* [Stated problem] Make an exact copy of the entries below.

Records
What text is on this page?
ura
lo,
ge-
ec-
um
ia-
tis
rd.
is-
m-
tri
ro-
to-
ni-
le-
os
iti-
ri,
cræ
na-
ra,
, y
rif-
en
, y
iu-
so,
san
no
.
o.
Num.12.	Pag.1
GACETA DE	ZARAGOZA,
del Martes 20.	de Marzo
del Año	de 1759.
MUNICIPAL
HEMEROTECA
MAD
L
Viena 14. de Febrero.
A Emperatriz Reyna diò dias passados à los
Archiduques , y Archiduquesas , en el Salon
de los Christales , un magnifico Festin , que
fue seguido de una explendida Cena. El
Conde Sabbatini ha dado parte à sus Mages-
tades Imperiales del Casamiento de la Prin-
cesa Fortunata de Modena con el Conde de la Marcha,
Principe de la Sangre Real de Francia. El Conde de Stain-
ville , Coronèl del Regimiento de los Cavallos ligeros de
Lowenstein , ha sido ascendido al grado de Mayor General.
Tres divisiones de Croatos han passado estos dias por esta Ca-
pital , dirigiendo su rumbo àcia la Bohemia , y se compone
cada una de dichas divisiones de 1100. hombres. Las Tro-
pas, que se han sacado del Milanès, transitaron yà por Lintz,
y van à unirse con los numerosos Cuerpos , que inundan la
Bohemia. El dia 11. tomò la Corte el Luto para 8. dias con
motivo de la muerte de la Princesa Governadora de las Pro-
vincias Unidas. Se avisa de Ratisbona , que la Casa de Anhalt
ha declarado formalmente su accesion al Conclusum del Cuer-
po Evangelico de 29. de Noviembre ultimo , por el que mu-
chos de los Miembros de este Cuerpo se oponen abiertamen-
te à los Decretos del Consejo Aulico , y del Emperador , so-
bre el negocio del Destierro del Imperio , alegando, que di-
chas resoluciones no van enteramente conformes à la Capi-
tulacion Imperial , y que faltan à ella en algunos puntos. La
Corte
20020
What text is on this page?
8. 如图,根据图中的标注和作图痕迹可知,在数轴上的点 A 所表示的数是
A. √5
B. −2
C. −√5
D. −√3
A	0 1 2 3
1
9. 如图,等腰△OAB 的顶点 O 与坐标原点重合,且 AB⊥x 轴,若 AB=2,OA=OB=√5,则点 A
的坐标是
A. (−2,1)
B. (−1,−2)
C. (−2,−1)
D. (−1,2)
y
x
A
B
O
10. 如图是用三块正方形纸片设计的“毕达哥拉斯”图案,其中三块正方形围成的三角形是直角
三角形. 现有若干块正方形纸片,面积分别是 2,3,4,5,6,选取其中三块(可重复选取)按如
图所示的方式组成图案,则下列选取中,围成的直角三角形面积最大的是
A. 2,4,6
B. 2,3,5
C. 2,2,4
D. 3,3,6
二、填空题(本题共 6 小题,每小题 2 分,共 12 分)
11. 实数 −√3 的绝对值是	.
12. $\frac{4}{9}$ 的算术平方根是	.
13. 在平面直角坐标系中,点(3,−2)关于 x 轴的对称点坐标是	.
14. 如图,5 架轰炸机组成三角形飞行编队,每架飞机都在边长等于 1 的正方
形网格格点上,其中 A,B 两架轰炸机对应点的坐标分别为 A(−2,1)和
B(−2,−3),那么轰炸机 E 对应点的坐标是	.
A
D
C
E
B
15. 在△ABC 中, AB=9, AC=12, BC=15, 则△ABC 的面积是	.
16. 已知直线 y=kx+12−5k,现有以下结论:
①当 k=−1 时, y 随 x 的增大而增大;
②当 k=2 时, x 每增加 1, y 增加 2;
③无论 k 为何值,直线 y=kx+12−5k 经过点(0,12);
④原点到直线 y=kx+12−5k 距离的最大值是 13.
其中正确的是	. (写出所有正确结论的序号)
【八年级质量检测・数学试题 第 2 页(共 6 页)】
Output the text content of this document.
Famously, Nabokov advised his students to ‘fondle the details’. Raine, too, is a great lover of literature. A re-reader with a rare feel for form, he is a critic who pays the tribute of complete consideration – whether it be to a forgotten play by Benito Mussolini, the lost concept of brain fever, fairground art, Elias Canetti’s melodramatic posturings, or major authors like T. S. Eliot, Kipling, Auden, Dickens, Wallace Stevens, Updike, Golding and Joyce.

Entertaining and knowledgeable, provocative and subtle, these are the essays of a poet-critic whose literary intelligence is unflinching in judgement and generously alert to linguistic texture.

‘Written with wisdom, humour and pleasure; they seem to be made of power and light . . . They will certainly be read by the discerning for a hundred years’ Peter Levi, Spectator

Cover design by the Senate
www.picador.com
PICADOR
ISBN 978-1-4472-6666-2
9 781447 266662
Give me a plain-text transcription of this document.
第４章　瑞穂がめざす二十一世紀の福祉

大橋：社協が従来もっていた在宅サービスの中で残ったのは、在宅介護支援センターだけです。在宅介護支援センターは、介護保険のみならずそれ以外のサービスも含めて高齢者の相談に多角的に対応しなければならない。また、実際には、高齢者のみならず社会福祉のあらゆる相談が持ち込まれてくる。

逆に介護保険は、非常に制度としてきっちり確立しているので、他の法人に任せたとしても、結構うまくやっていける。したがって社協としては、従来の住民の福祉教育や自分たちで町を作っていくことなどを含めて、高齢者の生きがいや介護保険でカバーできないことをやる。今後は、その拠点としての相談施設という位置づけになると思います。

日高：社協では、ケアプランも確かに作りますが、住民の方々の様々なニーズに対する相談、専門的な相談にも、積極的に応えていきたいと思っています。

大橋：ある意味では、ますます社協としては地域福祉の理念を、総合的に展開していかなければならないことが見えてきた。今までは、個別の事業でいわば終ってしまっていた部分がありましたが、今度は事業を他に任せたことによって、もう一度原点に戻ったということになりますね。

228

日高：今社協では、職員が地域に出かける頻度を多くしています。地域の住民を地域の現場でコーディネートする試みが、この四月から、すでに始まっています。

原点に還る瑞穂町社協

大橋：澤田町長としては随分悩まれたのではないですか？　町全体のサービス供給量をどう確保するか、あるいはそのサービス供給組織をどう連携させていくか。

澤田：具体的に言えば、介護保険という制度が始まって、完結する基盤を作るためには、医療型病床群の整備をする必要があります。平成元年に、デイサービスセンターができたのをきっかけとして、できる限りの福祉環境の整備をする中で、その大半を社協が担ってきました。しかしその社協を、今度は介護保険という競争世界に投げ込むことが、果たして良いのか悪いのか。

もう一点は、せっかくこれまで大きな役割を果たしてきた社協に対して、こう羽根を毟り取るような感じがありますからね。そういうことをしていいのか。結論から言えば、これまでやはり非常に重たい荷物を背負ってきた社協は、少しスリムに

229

* [Exercise result]
What text is on this page?
ura
lo,
ge-
ec-
um
ia-
tis
rd.
is-
m-
tri
ro-
to-
ni-
le-
os
iti-
ri,
cræ
na-
ra,
, y
rif-
en
, y
iu-
so,
san
no
.
o.
Num.12.	Pag.1
GACETA DE	ZARAGOZA,
del Martes 20.	de Marzo
del Año	de 1759.
MUNICIPAL
HEMEROTECA
MAD
L
Viena 14. de Febrero.
A Emperatriz Reyna diò dias passados à los
Archiduques , y Archiduquesas , en el Salon
de los Christales , un magnifico Festin , que
fue seguido de una explendida Cena. El
Conde Sabbatini ha dado parte à sus Mages-
tades Imperiales del Casamiento de la Prin-
cesa Fortunata de Modena con el Conde de la Marcha,
Principe de la Sangre Real de Francia. El Conde de Stain-
ville , Coronèl del Regimiento de los Cavallos ligeros de
Lowenstein , ha sido ascendido al grado de Mayor General.
Tres divisiones de Croatos han passado estos dias por esta Ca-
pital , dirigiendo su rumbo àcia la Bohemia , y se compone
cada una de dichas divisiones de 1100. hombres. Las Tro-
pas, que se han sacado del Milanès, transitaron yà por Lintz,
y van à unirse con los numerosos Cuerpos , que inundan la
Bohemia. El dia 11. tomò la Corte el Luto para 8. dias con
motivo de la muerte de la Princesa Governadora de las Pro-
vincias Unidas. Se avisa de Ratisbona , que la Casa de Anhalt
ha declarado formalmente su accesion al Conclusum del Cuer-
po Evangelico de 29. de Noviembre ultimo , por el que mu-
chos de los Miembros de este Cuerpo se oponen abiertamen-
te à los Decretos del Consejo Aulico , y del Emperador , so-
bre el negocio del Destierro del Imperio , alegando, que di-
chas resoluciones no van enteramente conformes à la Capi-
tulacion Imperial , y que faltan à ella en algunos puntos. La
Corte
20020
What text is on this page?
8. 如图,根据图中的标注和作图痕迹可知,在数轴上的点 A 所表示的数是
A. √5
B. −2
C. −√5
D. −√3
A	0 1 2 3
1
9. 如图,等腰△OAB 的顶点 O 与坐标原点重合,且 AB⊥x 轴,若 AB=2,OA=OB=√5,则点 A
的坐标是
A. (−2,1)
B. (−1,−2)
C. (−2,−1)
D. (−1,2)
y
x
A
B
O
10. 如图是用三块正方形纸片设计的“毕达哥拉斯”图案,其中三块正方形围成的三角形是直角
三角形. 现有若干块正方形纸片,面积分别是 2,3,4,5,6,选取其中三块(可重复选取)按如
图所示的方式组成图案,则下列选取中,围成的直角三角形面积最大的是
A. 2,4,6
B. 2,3,5
C. 2,2,4
D. 3,3,6
二、填空题(本题共 6 小题,每小题 2 分,共 12 分)
11. 实数 −√3 的绝对值是	.
12. $\frac{4}{9}$ 的算术平方根是	.
13. 在平面直角坐标系中,点(3,−2)关于 x 轴的对称点坐标是	.
14. 如图,5 架轰炸机组成三角形飞行编队,每架飞机都在边长等于 1 的正方
形网格格点上,其中 A,B 两架轰炸机对应点的坐标分别为 A(−2,1)和
B(−2,−3),那么轰炸机 E 对应点的坐标是	.
A
D
C
E
B
15. 在△ABC 中, AB=9, AC=12, BC=15, 则△ABC 的面积是	.
16. 已知直线 y=kx+12−5k,现有以下结论:
①当 k=−1 时, y 随 x 的增大而增大;
②当 k=2 时, x 每增加 1, y 增加 2;
③无论 k 为何值,直线 y=kx+12−5k 经过点(0,12);
④原点到直线 y=kx+12−5k 距离的最大值是 13.
其中正确的是	. (写出所有正确结论的序号)
【八年级质量检测・数学试题 第 2 页(共 6 页)】
Output the text content of this document.
Famously, Nabokov advised his students to ‘fondle the details’. Raine, too, is a great lover of literature. A re-reader with a rare feel for form, he is a critic who pays the tribute of complete consideration – whether it be to a forgotten play by Benito Mussolini, the lost concept of brain fever, fairground art, Elias Canetti’s melodramatic posturings, or major authors like T. S. Eliot, Kipling, Auden, Dickens, Wallace Stevens, Updike, Golding and Joyce.

Entertaining and knowledgeable, provocative and subtle, these are the essays of a poet-critic whose literary intelligence is unflinching in judgement and generously alert to linguistic texture.

‘Written with wisdom, humour and pleasure; they seem to be made of power and light . . . They will certainly be read by the discerning for a hundred years’ Peter Levi, Spectator

Cover design by the Senate
www.picador.com
PICADOR
ISBN 978-1-4472-6666-2
9 781447 266662
Give me a plain-text transcription of this document.
第４章　瑞穂がめざす二十一世紀の福祉

大橋：社協が従来もっていた在宅サービスの中で残ったのは、在宅介護支援センターだけです。在宅介護支援センターは、介護保険のみならずそれ以外のサービスも含めて高齢者の相談に多角的に対応しなければならない。また、実際には、高齢者のみならず社会福祉のあらゆる相談が持ち込まれてくる。

逆に介護保険は、非常に制度としてきっちり確立しているので、他の法人に任せたとしても、結構うまくやっていける。したがって社協としては、従来の住民の福祉教育や自分たちで町を作っていくことなどを含めて、高齢者の生きがいや介護保険でカバーできないことをやる。今後は、その拠点としての相談施設という位置づけになると思います。

日高：社協では、ケアプランも確かに作りますが、住民の方々の様々なニーズに対する相談、専門的な相談にも、積極的に応えていきたいと思っています。

大橋：ある意味では、ますます社協としては地域福祉の理念を、総合的に展開していかなければならないことが見えてきた。今までは、個別の事業でいわば終ってしまっていた部分がありましたが、今度は事業を他に任せたことによって、もう一度原点に戻ったということになりますね。

228

日高：今社協では、職員が地域に出かける頻度を多くしています。地域の住民を地域の現場でコーディネートする試みが、この四月から、すでに始まっています。

原点に還る瑞穂町社協

大橋：澤田町長としては随分悩まれたのではないですか？　町全体のサービス供給量をどう確保するか、あるいはそのサービス供給組織をどう連携させていくか。

澤田：具体的に言えば、介護保険という制度が始まって、完結する基盤を作るためには、医療型病床群の整備をする必要があります。平成元年に、デイサービスセンターができたのをきっかけとして、できる限りの福祉環境の整備をする中で、その大半を社協が担ってきました。しかしその社協を、今度は介護保険という競争世界に投げ込むことが、果たして良いのか悪いのか。

もう一点は、せっかくこれまで大きな役割を果たしてきた社協に対して、こう羽根を毟り取るような感じがありますからね。そういうことをしていいのか。結論から言えば、これまでやはり非常に重たい荷物を背負ってきた社協は、少しスリムに

229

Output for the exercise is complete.